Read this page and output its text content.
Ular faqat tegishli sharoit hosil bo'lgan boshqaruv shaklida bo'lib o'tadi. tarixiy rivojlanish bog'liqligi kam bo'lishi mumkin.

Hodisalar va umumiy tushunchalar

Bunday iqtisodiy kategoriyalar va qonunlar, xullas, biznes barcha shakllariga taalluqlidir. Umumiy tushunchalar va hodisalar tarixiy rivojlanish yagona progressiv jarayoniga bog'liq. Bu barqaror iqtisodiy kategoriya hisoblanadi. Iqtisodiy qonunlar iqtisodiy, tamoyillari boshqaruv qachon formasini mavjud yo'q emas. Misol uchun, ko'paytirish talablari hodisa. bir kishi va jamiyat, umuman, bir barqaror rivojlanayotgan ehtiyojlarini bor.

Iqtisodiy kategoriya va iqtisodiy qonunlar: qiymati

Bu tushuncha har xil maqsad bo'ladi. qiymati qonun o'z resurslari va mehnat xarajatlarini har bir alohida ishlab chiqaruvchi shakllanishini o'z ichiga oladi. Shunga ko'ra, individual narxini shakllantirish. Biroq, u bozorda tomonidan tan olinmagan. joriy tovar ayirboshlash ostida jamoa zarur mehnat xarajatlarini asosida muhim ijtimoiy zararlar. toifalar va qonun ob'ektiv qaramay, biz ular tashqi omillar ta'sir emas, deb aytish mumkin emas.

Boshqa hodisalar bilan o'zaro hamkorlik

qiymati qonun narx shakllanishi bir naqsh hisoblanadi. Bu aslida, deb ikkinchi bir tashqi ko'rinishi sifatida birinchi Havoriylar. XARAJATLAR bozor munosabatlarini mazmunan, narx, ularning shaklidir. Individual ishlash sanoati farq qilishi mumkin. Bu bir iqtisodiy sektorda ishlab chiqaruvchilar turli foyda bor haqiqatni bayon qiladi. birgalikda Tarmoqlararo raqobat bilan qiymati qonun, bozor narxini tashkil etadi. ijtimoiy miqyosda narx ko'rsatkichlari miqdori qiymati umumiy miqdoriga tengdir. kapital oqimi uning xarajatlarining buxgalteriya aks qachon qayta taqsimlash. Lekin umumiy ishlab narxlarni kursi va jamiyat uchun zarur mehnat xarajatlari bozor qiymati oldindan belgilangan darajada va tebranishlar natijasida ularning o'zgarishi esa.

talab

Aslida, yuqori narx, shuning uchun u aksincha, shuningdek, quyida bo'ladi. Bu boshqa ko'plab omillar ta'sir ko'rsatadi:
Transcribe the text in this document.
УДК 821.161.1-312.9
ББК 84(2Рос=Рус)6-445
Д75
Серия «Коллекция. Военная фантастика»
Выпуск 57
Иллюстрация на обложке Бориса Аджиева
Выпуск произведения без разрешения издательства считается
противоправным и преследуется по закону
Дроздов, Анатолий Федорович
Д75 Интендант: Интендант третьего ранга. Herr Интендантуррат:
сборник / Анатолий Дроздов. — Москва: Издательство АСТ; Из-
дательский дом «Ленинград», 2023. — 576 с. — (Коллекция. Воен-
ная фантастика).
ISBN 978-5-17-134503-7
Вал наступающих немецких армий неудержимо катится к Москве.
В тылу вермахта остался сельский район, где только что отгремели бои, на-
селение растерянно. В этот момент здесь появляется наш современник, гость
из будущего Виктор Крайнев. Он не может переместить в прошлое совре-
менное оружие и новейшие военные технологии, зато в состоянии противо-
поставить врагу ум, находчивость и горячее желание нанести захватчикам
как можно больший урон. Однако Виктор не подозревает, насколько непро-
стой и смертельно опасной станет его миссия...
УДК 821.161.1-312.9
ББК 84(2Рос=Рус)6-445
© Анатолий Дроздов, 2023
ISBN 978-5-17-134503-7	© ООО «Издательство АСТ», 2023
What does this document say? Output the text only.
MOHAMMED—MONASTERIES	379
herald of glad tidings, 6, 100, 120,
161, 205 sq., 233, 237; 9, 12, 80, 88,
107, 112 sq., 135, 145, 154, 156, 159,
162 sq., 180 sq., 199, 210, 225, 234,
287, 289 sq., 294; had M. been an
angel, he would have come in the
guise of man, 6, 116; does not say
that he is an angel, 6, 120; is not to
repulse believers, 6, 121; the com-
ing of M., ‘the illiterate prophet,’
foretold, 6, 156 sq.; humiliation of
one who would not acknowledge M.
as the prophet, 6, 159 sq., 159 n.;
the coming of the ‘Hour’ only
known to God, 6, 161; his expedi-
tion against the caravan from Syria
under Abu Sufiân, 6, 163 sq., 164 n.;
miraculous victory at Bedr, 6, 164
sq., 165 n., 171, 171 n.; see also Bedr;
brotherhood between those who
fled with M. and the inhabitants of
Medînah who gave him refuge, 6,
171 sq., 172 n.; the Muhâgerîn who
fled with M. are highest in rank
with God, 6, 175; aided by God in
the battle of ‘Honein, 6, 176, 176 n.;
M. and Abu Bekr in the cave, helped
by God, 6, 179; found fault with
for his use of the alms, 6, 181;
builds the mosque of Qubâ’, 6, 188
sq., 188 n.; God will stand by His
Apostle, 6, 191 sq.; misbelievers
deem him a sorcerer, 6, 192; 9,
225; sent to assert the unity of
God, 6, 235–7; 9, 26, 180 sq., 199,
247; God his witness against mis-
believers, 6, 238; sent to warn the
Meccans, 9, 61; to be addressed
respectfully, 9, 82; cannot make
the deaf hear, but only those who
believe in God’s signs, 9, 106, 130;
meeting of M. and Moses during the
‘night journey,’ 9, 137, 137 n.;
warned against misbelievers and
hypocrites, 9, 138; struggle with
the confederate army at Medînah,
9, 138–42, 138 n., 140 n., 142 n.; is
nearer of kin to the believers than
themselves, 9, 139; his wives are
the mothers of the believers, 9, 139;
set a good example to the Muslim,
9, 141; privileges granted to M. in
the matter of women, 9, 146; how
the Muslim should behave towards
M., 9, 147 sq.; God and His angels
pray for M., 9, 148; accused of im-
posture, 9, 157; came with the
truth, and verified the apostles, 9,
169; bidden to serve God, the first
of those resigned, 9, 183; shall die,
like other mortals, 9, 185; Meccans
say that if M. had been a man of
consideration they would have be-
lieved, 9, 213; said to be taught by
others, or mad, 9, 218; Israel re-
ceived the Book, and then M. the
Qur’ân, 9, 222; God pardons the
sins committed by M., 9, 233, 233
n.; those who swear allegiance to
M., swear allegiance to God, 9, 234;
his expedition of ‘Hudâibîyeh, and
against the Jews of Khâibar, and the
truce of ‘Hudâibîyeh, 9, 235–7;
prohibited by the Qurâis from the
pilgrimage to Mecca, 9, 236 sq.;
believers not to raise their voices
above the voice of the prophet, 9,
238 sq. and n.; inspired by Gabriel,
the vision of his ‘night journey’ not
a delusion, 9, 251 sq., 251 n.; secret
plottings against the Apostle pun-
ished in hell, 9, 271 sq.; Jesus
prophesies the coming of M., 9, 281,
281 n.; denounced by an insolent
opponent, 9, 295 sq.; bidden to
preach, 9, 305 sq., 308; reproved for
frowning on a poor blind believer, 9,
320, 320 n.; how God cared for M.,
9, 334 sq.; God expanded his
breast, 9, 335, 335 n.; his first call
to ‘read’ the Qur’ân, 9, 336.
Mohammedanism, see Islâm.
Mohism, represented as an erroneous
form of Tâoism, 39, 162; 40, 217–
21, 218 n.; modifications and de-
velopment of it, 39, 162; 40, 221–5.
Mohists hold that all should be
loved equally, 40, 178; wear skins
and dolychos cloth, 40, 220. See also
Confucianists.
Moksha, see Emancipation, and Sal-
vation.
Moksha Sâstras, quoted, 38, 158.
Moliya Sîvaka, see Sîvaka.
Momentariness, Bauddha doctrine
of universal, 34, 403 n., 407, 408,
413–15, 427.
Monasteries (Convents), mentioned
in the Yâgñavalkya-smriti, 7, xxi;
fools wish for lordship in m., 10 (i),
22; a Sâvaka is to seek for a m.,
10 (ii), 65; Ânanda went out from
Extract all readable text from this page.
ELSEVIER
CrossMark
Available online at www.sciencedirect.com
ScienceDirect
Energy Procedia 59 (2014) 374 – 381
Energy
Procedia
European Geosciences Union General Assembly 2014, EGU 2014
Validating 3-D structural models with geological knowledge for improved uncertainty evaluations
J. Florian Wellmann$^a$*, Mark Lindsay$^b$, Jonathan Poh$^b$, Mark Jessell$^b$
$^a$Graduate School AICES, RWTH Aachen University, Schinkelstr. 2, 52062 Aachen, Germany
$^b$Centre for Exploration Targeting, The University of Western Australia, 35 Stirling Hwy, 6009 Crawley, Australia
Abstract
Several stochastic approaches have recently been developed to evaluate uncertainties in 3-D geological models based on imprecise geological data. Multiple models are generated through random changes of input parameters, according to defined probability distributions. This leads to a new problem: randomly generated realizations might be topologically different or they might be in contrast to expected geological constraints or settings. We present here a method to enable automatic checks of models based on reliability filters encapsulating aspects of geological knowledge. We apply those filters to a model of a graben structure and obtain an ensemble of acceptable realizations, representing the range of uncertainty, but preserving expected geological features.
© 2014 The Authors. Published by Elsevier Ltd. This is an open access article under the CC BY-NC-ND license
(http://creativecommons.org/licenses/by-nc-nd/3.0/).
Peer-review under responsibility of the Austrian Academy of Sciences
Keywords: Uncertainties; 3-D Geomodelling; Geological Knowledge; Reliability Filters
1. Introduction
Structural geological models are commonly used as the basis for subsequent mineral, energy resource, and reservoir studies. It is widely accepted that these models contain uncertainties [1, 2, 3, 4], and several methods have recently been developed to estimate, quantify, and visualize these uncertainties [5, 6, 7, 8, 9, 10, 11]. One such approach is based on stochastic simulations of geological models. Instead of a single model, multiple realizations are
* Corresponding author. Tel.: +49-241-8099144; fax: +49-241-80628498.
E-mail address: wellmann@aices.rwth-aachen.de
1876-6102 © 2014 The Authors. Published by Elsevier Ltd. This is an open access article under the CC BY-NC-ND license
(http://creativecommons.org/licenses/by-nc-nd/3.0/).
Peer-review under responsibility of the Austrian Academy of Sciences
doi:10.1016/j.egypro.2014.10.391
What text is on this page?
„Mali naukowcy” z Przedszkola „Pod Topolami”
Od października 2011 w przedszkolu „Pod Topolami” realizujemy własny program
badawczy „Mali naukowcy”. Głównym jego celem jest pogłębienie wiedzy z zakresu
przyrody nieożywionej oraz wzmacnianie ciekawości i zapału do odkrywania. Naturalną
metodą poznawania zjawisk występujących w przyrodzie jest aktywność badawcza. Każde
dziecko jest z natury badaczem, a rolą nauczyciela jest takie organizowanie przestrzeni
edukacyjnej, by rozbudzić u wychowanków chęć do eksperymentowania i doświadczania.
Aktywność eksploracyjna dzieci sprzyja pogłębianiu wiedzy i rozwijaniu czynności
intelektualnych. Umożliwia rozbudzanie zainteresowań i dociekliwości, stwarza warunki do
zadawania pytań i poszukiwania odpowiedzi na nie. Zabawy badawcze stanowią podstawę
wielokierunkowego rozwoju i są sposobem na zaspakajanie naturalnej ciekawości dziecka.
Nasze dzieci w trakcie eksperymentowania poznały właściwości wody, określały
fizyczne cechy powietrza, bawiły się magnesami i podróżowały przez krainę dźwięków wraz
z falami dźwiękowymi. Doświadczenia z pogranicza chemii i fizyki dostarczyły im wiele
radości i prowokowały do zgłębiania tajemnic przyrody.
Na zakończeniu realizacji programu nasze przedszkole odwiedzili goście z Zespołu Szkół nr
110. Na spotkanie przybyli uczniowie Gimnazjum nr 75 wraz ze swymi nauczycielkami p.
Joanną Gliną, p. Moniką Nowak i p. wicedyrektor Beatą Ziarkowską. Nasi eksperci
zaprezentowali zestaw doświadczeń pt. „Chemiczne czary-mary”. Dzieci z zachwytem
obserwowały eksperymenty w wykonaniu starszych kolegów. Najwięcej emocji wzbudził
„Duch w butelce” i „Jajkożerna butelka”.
▬▬▬▬▬▬
Do this >> Looking at the entries above, state how many lines contain "ciekawości"; give the number alone.

Task solution >> 2